- _DIRECTIONS_:
Set out every line bearing the string "qazib".

- _DATA FOR PROCESSING_:
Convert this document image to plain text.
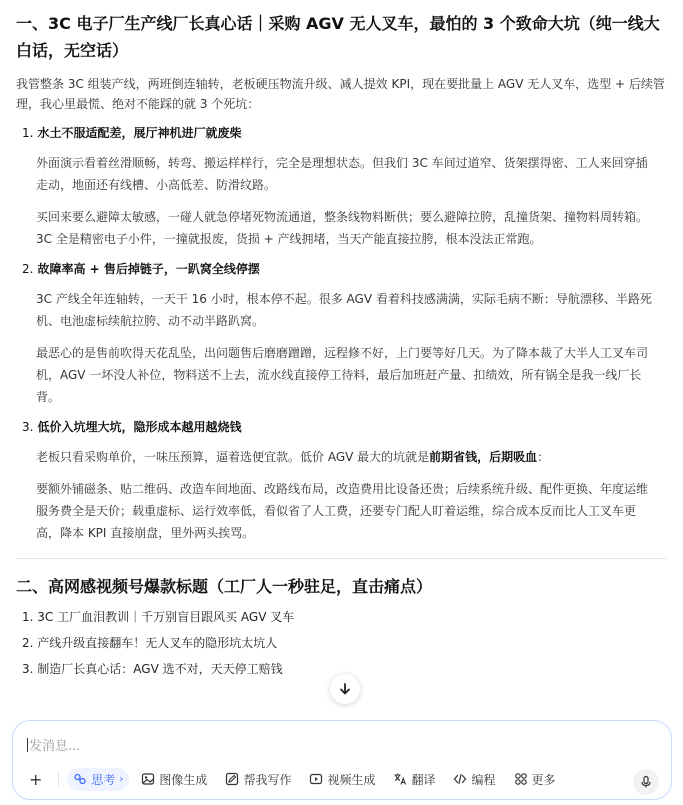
一、3C 电子厂生产线厂长真心话｜采购 AGV 无人叉车，最怕的 3 个致命大坑（纯一线大白话，无空话）

我管整条 3C 组装产线，两班倒连轴转，老板硬压物流升级、减人提效 KPI，现在要批量上 AGV 无人叉车，选型 + 后续管理，我心里最慌、绝对不能踩的就 3 个死坑：

1. 水土不服适配差，展厅神机进厂就废柴
外面演示看着丝滑顺畅，转弯、搬运样样行，完全是理想状态。但我们 3C 车间过道窄、货架摆得密、工人来回穿插走动，地面还有线槽、小高低差、防滑纹路。
买回来要么避障太敏感，一碰人就急停堵死物流通道，整条线物料断供；要么避障拉胯，乱撞货架、撞物料周转箱。3C 全是精密电子小件，一撞就报废，货损 + 产线拥堵，当天产能直接拉胯，根本没法正常跑。
2. 故障率高 + 售后掉链子，一趴窝全线停摆
3C 产线全年连轴转，一天干 16 小时，根本停不起。很多 AGV 看着科技感满满，实际毛病不断：导航漂移、半路死机、电池虚标续航拉胯、动不动半路趴窝。
最恶心的是售前吹得天花乱坠，出问题售后磨磨蹭蹭，远程修不好，上门要等好几天。为了降本裁了大半人工叉车司机，AGV 一坏没人补位，物料送不上去，流水线直接停工待料，最后加班赶产量、扣绩效，所有锅全是我一线厂长背。
3. 低价入坑埋大坑，隐形成本越用越烧钱
老板只看采购单价，一味压预算，逼着选便宜款。低价 AGV 最大的坑就是前期省钱，后期吸血：
要额外铺磁条、贴二维码、改造车间地面、改路线布局，改造费用比设备还贵；后续系统升级、配件更换、年度运维服务费全是天价；载重虚标、运行效率低，看似省了人工费，还要专门配人盯着运维，综合成本反而比人工叉车更高，降本 KPI 直接崩盘，里外两头挨骂。
二、高网感视频号爆款标题（工厂人一秒驻足，直击痛点）
1. 3C 工厂血泪教训｜千万别盲目跟风买 AGV 叉车
2. 产线升级直接翻车！无人叉车的隐形坑太坑人
3. 制造厂长真心话：AGV 选不对，天天停工赔钱
发消息...
+	思考 ›	图像生成	帮我写作	视频生成	翻译	编程	更多
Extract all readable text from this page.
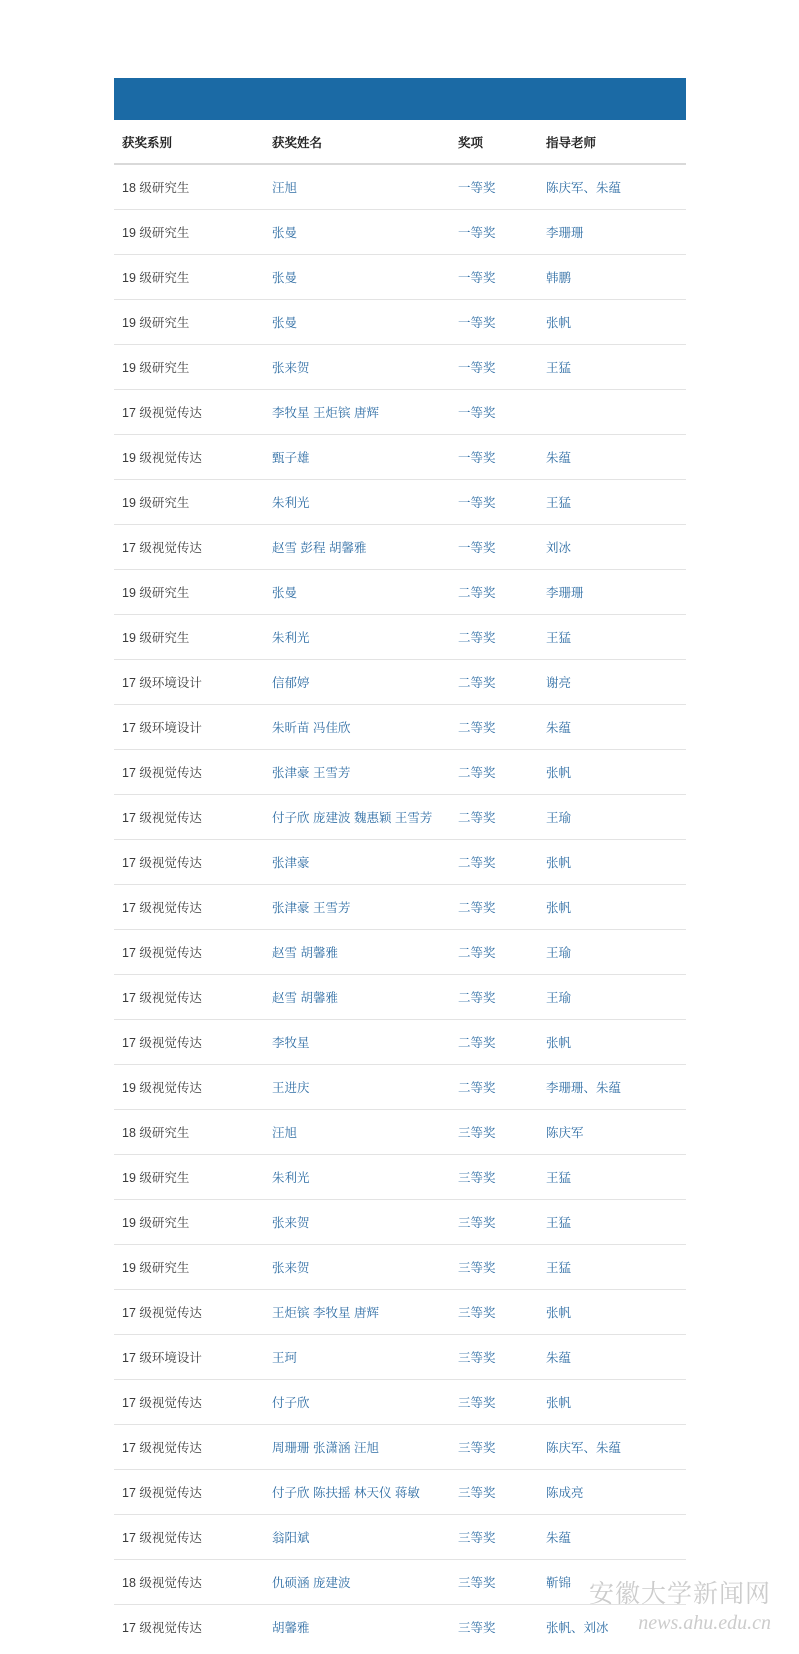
获奖系别	获奖姓名	奖项	指导老师
18 级研究生	汪旭	一等奖	陈庆军、朱蕴
19 级研究生	张曼	一等奖	李珊珊
19 级研究生	张曼	一等奖	韩鹏
19 级研究生	张曼	一等奖	张帆
19 级研究生	张来贺	一等奖	王猛
17 级视觉传达	李牧星 王炬镔 唐辉	一等奖	
19 级视觉传达	甄子雄	一等奖	朱蕴
19 级研究生	朱利光	一等奖	王猛
17 级视觉传达	赵雪 彭程 胡馨雅	一等奖	刘冰
19 级研究生	张曼	二等奖	李珊珊
19 级研究生	朱利光	二等奖	王猛
17 级环境设计	信郁婷	二等奖	谢亮
17 级环境设计	朱昕苗 冯佳欣	二等奖	朱蕴
17 级视觉传达	张津豪 王雪芳	二等奖	张帆
17 级视觉传达	付子欣 庞建波 魏惠颖 王雪芳	二等奖	王瑜
17 级视觉传达	张津豪	二等奖	张帆
17 级视觉传达	张津豪 王雪芳	二等奖	张帆
17 级视觉传达	赵雪 胡馨雅	二等奖	王瑜
17 级视觉传达	赵雪 胡馨雅	二等奖	王瑜
17 级视觉传达	李牧星	二等奖	张帆
19 级视觉传达	王进庆	二等奖	李珊珊、朱蕴
18 级研究生	汪旭	三等奖	陈庆军
19 级研究生	朱利光	三等奖	王猛
19 级研究生	张来贺	三等奖	王猛
19 级研究生	张来贺	三等奖	王猛
17 级视觉传达	王炬镔 李牧星 唐辉	三等奖	张帆
17 级环境设计	王珂	三等奖	朱蕴
17 级视觉传达	付子欣	三等奖	张帆
17 级视觉传达	周珊珊 张潇涵 汪旭	三等奖	陈庆军、朱蕴
17 级视觉传达	付子欣 陈扶摇 林天仪 蒋敏	三等奖	陈成亮
17 级视觉传达	翁阳斌	三等奖	朱蕴
18 级视觉传达	仇硕涵 庞建波	三等奖	靳锦
17 级视觉传达	胡馨雅	三等奖	张帆、刘冰
安徽大学新闻网
news.ahu.edu.cn
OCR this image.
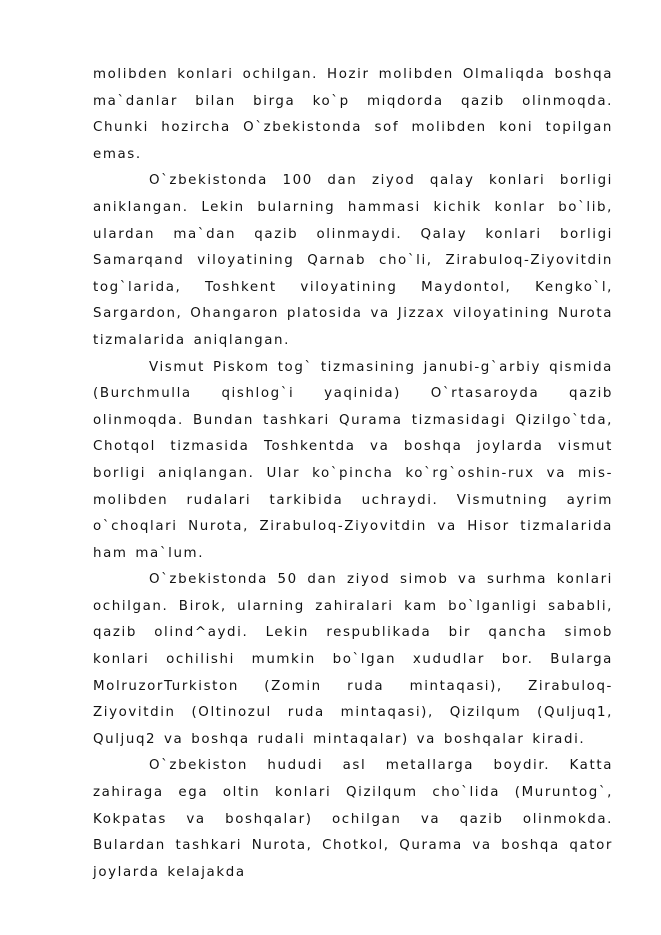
molibden konlari ochilgan. Hozir molibden Olmaliqda boshqa ma`danlar bilan birga ko`p miqdorda qazib olinmoqda. Chunki hozircha O`zbekistonda sof molibden koni topilgan emas.

O`zbekistonda 100 dan ziyod qalay konlari borligi aniklangan. Lekin bularning hammasi kichik konlar bo`lib, ulardan ma`dan qazib olinmaydi. Qalay konlari borligi Samarqand viloyatining Qarnab cho`li, Zirabuloq-Ziyovitdin tog`larida, Toshkent viloyatining Maydontol, Kengko`l, Sargardon, Ohangaron platosida va Jizzax viloyatining Nurota tizmalarida aniqlangan.

Vismut Piskom tog` tizmasining janubi-g`arbiy qismida (Burchmulla qishlog`i yaqinida) O`rtasaroyda qazib olinmoqda. Bundan tashkari Qurama tizmasidagi Qizilgo`tda, Chotqol tizmasida Toshkentda va boshqa joylarda vismut borligi aniqlangan. Ular ko`pincha ko`rg`oshin-rux va mis-molibden rudalari tarkibida uchraydi. Vismutning ayrim o`choqlari Nurota, Zirabuloq-Ziyovitdin va Hisor tizmalarida ham ma`lum.

O`zbekistonda 50 dan ziyod simob va surhma konlari ochilgan. Birok, ularning zahiralari kam bo`lganligi sababli, qazib olind^aydi. Lekin respublikada bir qancha simob konlari ochilishi mumkin bo`lgan xududlar bor. Bularga MolruzorTurkiston (Zomin ruda mintaqasi), Zirabuloq-Ziyovitdin (Oltinozul ruda mintaqasi), Qizilqum (Quljuq1, Quljuq2 va boshqa rudali mintaqalar) va boshqalar kiradi.

O`zbekiston hududi asl metallarga boydir. Katta zahiraga ega oltin konlari Qizilqum cho`lida (Muruntog`, Kokpatas va boshqalar) ochilgan va qazib olinmokda. Bulardan tashkari Nurota, Chotkol, Qurama va boshqa qator joylarda kelajakda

- _SOLUTION TO THE EXERCISE_:
molibden konlari ochilgan. Hozir molibden Olmaliqda boshqa ma`danlar bilan birga ko`p miqdorda qazib olinmoqda. Chunki hozircha O`zbekistonda sof molibden koni topilgan emas.
O`zbekistonda 100 dan ziyod qalay konlari borligi aniklangan. Lekin bularning hammasi kichik konlar bo`lib, ulardan ma`dan qazib olinmaydi. Qalay konlari borligi Samarqand viloyatining Qarnab cho`li, Zirabuloq-Ziyovitdin tog`larida, Toshkent viloyatining Maydontol, Kengko`l, Sargardon, Ohangaron platosida va Jizzax viloyatining Nurota tizmalarida aniqlangan.
Vismut Piskom tog` tizmasining janubi-g`arbiy qismida (Burchmulla qishlog`i yaqinida) O`rtasaroyda qazib olinmoqda. Bundan tashkari Qurama tizmasidagi Qizilgo`tda, Chotqol tizmasida Toshkentda va boshqa joylarda vismut borligi aniqlangan. Ular ko`pincha ko`rg`oshin-rux va mis-molibden rudalari tarkibida uchraydi. Vismutning ayrim o`choqlari Nurota, Zirabuloq-Ziyovitdin va Hisor tizmalarida ham ma`lum.
O`zbekistonda 50 dan ziyod simob va surhma konlari ochilgan. Birok, ularning zahiralari kam bo`lganligi sababli, qazib olind^aydi. Lekin respublikada bir qancha simob konlari ochilishi mumkin bo`lgan xududlar bor. Bularga MolruzorTurkiston (Zomin ruda mintaqasi), Zirabuloq-Ziyovitdin (Oltinozul ruda mintaqasi), Qizilqum (Quljuq1, Quljuq2 va boshqa rudali mintaqalar) va boshqalar kiradi.
O`zbekiston hududi asl metallarga boydir. Katta zahiraga ega oltin konlari Qizilqum cho`lida (Muruntog`, Kokpatas va boshqalar) ochilgan va qazib olinmokda. Bulardan tashkari Nurota, Chotkol, Qurama va boshqa qator joylarda kelajakda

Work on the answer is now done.